• **Task**:
Please give the listing again, word for word, with nothing left out.

[Part of a data file]
-=-=-

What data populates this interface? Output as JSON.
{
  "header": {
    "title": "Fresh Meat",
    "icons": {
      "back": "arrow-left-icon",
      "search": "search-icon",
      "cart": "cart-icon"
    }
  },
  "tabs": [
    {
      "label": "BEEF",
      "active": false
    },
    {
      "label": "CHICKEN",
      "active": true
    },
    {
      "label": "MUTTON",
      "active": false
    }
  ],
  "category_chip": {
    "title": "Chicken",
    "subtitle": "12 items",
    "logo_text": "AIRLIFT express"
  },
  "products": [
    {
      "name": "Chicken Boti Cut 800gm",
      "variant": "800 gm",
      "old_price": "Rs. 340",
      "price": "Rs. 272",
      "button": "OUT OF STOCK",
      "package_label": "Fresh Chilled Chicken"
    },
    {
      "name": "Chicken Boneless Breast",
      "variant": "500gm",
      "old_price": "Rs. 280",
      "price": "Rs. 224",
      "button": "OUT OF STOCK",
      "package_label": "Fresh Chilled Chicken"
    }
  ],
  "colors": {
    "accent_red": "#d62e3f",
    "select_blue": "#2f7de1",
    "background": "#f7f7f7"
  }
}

-=-=-

• **Written response**:
What data populates this interface? Output as JSON.
{
  "header": {
    "title": "Fresh Meat",
    "icons": {
      "back": "arrow-left-icon",
      "search": "search-icon",
      "cart": "cart-icon"
    }
  },
  "tabs": [
    {
      "label": "BEEF",
      "active": false
    },
    {
      "label": "CHICKEN",
      "active": true
    },
    {
      "label": "MUTTON",
      "active": false
    }
  ],
  "category_chip": {
    "title": "Chicken",
    "subtitle": "12 items",
    "logo_text": "AIRLIFT express"
  },
  "products": [
    {
      "name": "Chicken Boti Cut 800gm",
      "variant": "800 gm",
      "old_price": "Rs. 340",
      "price": "Rs. 272",
      "button": "OUT OF STOCK",
      "package_label": "Fresh Chilled Chicken"
    },
    {
      "name": "Chicken Boneless Breast",
      "variant": "500gm",
      "old_price": "Rs. 280",
      "price": "Rs. 224",
      "button": "OUT OF STOCK",
      "package_label": "Fresh Chilled Chicken"
    }
  ],
  "colors": {
    "accent_red": "#d62e3f",
    "select_blue": "#2f7de1",
    "background": "#f7f7f7"
  }
}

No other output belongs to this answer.